- [Input data]
**********

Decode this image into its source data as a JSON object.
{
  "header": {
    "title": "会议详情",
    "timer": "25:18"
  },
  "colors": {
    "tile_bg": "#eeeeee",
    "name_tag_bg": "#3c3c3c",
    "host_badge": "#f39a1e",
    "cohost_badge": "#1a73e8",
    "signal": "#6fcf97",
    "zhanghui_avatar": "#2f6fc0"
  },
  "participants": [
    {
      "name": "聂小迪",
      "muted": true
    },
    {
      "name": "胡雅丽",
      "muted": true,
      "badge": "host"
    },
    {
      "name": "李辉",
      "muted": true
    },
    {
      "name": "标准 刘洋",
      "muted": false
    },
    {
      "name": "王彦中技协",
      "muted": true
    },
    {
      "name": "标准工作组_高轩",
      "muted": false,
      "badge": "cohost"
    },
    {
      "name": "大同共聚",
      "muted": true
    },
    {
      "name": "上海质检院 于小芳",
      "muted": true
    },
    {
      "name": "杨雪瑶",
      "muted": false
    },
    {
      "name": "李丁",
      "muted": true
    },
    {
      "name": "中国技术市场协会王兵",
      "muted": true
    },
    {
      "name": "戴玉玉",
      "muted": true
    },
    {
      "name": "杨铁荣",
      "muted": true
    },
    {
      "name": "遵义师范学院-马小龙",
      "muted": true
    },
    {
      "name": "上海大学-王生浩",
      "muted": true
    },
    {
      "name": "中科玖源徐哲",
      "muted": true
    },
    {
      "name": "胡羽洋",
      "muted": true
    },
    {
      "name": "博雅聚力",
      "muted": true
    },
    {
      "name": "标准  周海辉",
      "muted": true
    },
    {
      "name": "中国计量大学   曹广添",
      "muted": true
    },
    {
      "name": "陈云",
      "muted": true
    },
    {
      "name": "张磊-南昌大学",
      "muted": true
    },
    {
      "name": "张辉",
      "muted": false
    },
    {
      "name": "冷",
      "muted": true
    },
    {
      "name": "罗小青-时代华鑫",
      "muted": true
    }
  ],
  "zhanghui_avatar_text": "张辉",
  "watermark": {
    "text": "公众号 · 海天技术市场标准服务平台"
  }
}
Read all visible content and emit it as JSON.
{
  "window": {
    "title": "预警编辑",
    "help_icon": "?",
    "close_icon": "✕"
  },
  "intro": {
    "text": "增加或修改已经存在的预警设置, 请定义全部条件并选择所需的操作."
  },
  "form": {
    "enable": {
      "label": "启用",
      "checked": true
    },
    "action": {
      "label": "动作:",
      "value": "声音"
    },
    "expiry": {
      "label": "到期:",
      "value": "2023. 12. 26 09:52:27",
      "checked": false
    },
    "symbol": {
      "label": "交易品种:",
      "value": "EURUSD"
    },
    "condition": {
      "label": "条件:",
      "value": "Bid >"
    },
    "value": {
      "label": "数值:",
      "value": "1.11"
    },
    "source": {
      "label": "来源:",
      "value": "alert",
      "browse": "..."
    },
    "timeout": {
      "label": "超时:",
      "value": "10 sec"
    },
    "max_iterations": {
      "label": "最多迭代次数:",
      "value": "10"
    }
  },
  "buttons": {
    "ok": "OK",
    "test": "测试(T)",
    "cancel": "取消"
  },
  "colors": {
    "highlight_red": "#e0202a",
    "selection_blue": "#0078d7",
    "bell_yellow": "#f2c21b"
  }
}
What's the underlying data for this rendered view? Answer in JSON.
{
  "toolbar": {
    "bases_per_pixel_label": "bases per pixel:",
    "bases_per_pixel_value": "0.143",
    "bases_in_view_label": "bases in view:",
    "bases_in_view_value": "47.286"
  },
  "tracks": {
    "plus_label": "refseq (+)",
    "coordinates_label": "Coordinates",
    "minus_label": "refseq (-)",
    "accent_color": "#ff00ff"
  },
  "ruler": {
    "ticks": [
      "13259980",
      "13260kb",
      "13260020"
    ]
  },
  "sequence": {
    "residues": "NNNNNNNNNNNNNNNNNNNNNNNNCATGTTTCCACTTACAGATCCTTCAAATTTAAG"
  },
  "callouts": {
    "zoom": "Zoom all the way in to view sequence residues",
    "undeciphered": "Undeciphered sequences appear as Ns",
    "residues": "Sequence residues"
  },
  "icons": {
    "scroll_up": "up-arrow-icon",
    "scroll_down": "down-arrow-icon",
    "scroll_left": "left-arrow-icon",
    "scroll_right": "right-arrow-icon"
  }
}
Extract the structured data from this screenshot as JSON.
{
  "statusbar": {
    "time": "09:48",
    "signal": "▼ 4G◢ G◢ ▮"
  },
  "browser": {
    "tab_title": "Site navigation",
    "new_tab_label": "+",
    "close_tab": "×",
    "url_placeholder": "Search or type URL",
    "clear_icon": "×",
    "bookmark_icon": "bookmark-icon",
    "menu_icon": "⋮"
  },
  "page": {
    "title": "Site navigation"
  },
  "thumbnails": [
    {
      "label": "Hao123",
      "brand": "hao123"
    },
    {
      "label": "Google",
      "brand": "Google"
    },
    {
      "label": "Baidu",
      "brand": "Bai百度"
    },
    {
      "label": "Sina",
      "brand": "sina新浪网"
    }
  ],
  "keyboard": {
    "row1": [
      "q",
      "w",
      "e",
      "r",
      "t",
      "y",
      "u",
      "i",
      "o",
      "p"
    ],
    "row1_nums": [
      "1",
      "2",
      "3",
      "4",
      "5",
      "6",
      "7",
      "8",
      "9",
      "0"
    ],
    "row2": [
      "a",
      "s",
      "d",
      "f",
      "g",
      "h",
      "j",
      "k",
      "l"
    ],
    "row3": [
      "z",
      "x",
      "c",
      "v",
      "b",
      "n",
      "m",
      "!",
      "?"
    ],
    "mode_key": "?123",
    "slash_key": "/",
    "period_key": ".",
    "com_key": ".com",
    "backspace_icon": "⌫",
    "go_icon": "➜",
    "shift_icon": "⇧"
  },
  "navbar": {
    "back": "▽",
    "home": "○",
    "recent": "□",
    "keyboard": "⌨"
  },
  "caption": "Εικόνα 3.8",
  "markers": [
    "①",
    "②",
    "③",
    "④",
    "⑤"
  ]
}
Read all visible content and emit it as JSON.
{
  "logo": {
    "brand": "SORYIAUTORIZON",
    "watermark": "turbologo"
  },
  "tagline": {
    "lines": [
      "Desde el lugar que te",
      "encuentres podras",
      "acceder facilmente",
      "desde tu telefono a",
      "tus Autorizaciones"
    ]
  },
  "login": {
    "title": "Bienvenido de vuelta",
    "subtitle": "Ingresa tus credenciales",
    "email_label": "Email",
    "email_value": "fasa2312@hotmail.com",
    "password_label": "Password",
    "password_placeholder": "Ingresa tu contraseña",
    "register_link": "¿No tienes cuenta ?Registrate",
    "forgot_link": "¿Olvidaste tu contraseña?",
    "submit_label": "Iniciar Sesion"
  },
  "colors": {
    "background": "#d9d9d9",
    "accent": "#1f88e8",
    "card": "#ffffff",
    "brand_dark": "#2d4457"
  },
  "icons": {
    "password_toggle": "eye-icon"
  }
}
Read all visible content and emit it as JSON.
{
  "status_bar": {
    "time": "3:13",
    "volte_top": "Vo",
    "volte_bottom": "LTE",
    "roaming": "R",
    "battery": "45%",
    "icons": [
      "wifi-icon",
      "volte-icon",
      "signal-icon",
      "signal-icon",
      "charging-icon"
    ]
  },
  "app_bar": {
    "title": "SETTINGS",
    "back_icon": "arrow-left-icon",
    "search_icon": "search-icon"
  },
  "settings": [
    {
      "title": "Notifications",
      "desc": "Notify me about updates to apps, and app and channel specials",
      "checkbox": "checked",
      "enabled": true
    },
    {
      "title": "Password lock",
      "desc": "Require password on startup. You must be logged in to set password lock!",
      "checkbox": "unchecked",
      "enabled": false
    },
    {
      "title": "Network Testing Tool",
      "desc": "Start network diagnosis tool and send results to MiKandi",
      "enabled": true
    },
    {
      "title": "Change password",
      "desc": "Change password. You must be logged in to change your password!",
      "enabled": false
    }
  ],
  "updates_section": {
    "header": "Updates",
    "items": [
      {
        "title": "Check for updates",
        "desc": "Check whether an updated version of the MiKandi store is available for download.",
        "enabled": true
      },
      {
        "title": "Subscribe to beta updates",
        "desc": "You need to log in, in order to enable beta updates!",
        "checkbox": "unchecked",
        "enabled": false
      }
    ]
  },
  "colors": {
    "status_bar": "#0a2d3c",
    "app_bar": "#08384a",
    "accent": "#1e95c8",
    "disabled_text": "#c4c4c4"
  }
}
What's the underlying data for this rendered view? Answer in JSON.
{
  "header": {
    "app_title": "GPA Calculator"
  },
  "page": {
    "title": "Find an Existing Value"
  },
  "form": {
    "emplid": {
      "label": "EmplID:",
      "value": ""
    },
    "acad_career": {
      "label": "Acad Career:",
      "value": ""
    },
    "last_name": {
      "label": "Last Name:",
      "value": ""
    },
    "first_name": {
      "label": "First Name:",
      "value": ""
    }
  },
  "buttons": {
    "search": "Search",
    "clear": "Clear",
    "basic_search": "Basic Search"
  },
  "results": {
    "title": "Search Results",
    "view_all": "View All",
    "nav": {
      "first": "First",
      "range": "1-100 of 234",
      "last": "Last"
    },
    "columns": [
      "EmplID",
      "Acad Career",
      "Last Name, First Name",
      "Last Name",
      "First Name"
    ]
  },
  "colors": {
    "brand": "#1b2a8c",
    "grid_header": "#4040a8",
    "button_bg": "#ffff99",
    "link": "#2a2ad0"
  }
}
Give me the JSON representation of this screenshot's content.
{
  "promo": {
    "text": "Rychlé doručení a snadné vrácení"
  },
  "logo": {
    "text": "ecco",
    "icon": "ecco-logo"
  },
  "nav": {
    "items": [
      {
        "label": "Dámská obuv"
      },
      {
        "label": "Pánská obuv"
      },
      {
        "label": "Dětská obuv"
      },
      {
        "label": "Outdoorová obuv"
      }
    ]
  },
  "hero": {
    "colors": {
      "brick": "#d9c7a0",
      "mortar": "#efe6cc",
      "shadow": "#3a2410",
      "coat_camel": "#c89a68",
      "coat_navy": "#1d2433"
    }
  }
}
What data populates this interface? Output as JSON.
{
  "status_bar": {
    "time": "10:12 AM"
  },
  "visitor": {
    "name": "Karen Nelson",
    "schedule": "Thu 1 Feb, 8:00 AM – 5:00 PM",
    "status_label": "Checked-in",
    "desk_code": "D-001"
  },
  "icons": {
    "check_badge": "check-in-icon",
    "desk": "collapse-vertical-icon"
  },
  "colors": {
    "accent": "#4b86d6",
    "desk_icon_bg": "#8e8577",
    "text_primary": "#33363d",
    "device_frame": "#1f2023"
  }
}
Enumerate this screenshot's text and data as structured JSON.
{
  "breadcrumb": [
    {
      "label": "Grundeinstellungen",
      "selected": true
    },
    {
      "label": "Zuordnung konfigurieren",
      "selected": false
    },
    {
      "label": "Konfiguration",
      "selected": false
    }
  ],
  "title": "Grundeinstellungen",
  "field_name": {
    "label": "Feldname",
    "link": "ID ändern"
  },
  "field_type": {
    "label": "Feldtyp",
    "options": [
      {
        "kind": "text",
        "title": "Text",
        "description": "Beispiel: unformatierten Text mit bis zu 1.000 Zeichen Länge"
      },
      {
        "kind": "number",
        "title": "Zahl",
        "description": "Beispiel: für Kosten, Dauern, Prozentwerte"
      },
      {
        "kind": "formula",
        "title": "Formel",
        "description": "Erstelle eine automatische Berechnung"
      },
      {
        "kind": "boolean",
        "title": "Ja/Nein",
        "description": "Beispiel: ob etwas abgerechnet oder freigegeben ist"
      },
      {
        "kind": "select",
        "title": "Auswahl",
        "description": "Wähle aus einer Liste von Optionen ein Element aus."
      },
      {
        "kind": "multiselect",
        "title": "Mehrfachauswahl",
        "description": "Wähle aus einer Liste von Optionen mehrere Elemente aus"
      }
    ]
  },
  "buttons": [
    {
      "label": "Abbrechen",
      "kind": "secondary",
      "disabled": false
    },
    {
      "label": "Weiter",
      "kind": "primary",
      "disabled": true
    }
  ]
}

**********

Copy out every line of the listing that includes the string "Optionen".

- [Expected output]
        "description": "Wähle aus einer Liste von Optionen ein Element aus."
        "description": "Wähle aus einer Liste von Optionen mehrere Elemente aus"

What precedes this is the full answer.